--- DATASET ENTRIES ---
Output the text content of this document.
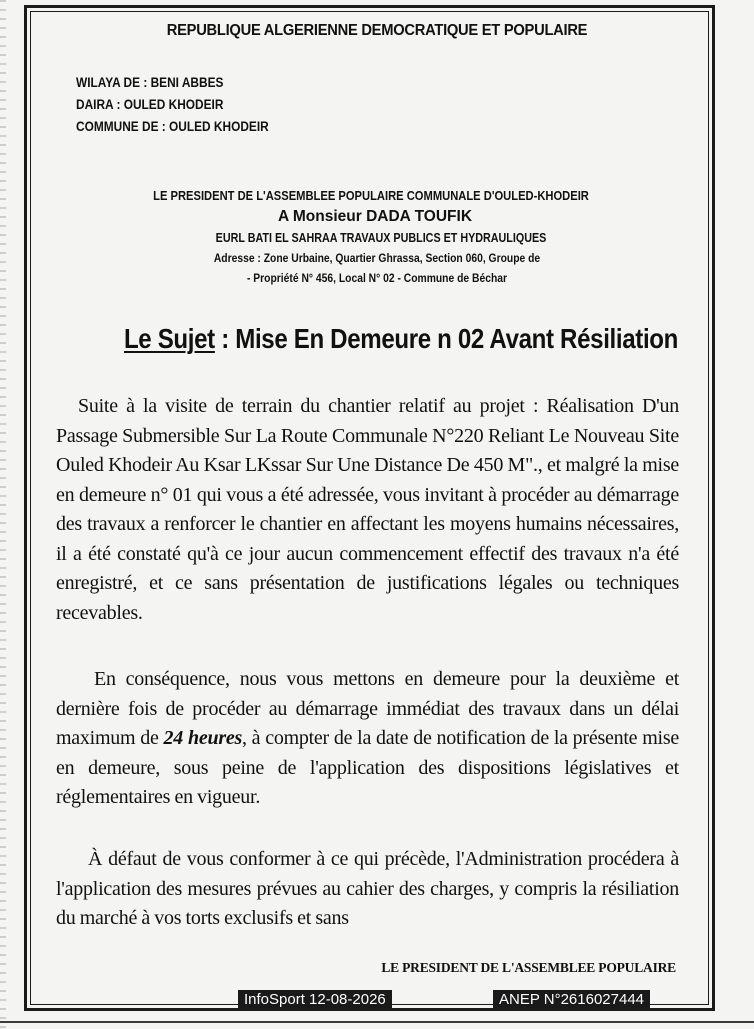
REPUBLIQUE ALGERIENNE DEMOCRATIQUE ET POPULAIRE
WILAYA DE : BENI ABBES
DAIRA : OULED KHODEIR
COMMUNE DE : OULED KHODEIR
LE PRESIDENT DE L'ASSEMBLEE POPULAIRE COMMUNALE D'OULED-KHODEIR
A Monsieur DADA TOUFIK
EURL BATI EL SAHRAA TRAVAUX PUBLICS ET HYDRAULIQUES
Adresse : Zone Urbaine, Quartier Ghrassa, Section 060, Groupe de
- Propriété N° 456, Local N° 02 - Commune de Béchar
Le Sujet : Mise En Demeure n 02 Avant Résiliation
Suite à la visite de terrain du chantier relatif au projet : Réalisation D'un Passage Submersible Sur La Route Communale N°220 Reliant Le Nouveau Site Ouled Khodeir Au Ksar LKssar Sur Une Distance De 450 M"., et malgré la mise en demeure n° 01 qui vous a été adressée, vous invitant à procéder au démarrage des travaux a renforcer le chantier en affectant les moyens humains nécessaires, il a été constaté qu'à ce jour aucun commencement effectif des travaux n'a été enregistré, et ce sans présentation de justifications légales ou techniques recevables.
En conséquence, nous vous mettons en demeure pour la deuxième et dernière fois de procéder au démarrage immédiat des travaux dans un délai maximum de 24 heures, à compter de la date de notification de la présente mise en demeure, sous peine de l'application des dispositions législatives et réglementaires en vigueur.
À défaut de vous conformer à ce qui précède, l'Administration procédera à l'application des mesures prévues au cahier des charges, y compris la résiliation du marché à vos torts exclusifs et sans
LE PRESIDENT DE L'ASSEMBLEE POPULAIRE
InfoSport 12-08-2026	ANEP N°2616027444
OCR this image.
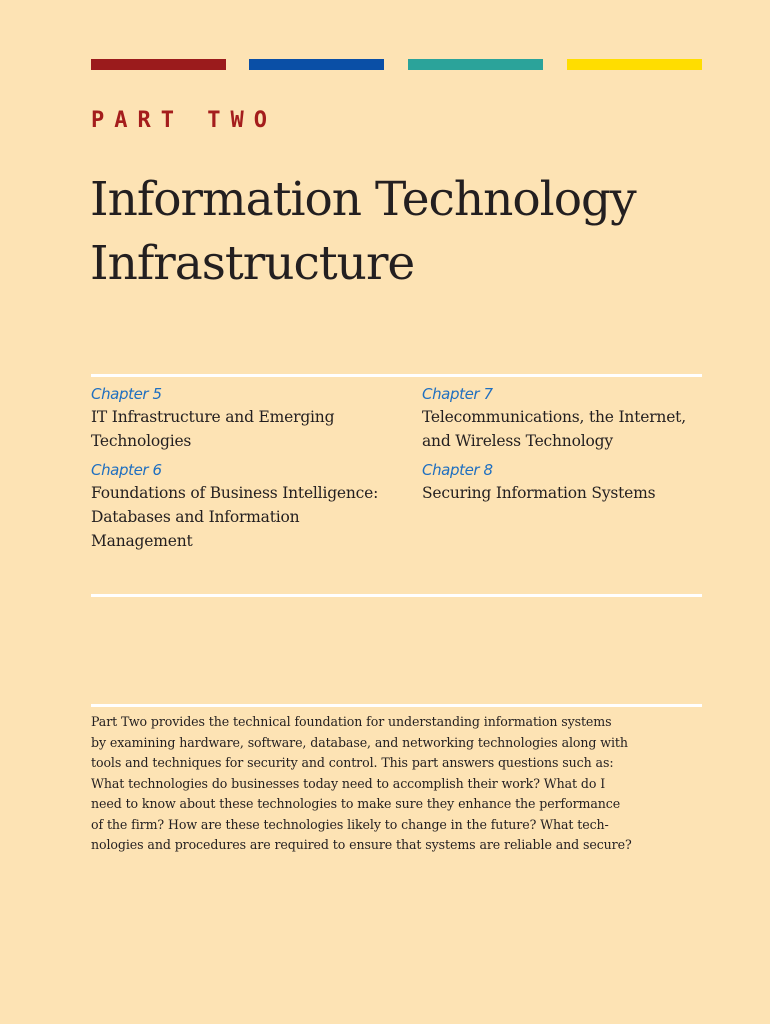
PART TWO
Information Technology
Infrastructure
Chapter 5
IT Infrastructure and Emerging
Technologies
Chapter 6
Foundations of Business Intelligence:
Databases and Information
Management
Chapter 7
Telecommunications, the Internet,
and Wireless Technology
Chapter 8
Securing Information Systems
Part Two provides the technical foundation for understanding information systems
by examining hardware, software, database, and networking technologies along with
tools and techniques for security and control. This part answers questions such as:
What technologies do businesses today need to accomplish their work? What do I
need to know about these technologies to make sure they enhance the performance
of the firm? How are these technologies likely to change in the future? What tech-
nologies and procedures are required to ensure that systems are reliable and secure?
---
Search the listing for the word "need". Copy every line in which it occurs.

● **FINISHED EXERCISE**:
What technologies do businesses today need to accomplish their work? What do I
need to know about these technologies to make sure they enhance the performance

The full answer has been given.